What you are asked to do
Return all lines where the word "Tuotekoodi" can be found.

_ _ _ _ _

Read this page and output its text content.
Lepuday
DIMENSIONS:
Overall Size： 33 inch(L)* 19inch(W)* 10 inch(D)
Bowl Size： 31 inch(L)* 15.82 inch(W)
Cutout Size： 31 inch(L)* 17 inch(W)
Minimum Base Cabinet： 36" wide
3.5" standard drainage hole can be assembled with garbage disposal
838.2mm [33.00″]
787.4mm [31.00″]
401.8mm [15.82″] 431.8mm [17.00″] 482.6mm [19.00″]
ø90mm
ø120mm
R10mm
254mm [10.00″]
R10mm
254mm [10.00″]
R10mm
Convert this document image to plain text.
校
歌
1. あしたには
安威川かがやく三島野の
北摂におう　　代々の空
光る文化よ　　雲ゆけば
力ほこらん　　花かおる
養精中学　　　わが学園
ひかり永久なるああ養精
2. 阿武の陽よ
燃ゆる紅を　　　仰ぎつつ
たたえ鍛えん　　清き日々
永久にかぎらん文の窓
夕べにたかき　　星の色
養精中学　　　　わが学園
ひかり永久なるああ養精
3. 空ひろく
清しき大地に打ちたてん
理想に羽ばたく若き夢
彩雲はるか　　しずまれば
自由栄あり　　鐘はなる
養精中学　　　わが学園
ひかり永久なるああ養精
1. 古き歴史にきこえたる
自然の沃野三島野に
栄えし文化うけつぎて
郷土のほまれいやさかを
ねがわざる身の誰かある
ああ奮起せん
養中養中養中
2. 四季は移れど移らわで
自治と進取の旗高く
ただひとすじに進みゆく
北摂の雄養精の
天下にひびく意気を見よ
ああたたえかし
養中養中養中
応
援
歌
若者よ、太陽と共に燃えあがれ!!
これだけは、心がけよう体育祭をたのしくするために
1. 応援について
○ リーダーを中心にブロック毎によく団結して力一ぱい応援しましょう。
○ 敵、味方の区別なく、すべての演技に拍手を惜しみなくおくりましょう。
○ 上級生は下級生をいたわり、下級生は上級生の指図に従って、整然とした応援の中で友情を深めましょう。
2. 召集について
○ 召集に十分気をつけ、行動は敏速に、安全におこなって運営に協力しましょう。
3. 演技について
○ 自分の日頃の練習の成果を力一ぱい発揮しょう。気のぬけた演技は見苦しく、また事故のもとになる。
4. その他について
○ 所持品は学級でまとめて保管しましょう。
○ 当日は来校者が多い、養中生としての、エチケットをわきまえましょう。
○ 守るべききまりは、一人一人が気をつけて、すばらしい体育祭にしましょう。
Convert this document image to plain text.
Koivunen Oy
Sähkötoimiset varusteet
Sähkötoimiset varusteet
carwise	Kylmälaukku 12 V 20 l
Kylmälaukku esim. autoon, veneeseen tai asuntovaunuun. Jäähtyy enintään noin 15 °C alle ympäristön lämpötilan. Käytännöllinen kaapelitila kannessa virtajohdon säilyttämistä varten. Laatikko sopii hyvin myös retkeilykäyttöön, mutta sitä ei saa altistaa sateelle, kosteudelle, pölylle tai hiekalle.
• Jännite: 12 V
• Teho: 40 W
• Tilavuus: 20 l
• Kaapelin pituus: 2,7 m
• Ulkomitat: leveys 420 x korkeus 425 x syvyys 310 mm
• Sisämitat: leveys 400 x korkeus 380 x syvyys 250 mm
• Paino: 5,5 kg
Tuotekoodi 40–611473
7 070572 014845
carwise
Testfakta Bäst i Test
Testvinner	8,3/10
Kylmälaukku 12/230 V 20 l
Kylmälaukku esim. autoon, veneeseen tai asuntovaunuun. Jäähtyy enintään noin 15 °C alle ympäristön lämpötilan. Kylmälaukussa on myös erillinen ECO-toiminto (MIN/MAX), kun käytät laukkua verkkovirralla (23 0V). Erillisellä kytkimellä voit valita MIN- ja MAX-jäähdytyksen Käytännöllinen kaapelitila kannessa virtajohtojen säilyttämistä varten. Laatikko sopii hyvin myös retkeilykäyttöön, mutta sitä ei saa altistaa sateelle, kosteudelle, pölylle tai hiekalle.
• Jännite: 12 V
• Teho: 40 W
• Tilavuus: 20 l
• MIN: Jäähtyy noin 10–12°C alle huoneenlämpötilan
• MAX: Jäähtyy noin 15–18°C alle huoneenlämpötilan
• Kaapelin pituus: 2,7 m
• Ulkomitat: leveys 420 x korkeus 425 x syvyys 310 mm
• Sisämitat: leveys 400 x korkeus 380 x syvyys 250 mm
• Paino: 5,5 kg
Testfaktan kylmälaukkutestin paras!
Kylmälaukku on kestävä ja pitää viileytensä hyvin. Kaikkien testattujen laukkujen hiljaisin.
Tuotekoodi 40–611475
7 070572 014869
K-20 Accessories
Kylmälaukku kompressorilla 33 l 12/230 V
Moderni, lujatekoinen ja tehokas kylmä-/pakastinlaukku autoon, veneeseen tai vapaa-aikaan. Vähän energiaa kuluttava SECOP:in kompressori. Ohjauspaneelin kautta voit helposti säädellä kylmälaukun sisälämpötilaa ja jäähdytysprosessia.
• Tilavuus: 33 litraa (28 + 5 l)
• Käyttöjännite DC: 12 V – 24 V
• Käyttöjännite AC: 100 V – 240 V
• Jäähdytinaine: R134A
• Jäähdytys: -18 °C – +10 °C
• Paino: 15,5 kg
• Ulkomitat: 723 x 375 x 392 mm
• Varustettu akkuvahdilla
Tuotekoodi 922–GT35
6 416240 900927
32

_ _ _ _ _

Full output
Tuotekoodi 40–611473
Tuotekoodi 40–611475
Tuotekoodi 922–GT35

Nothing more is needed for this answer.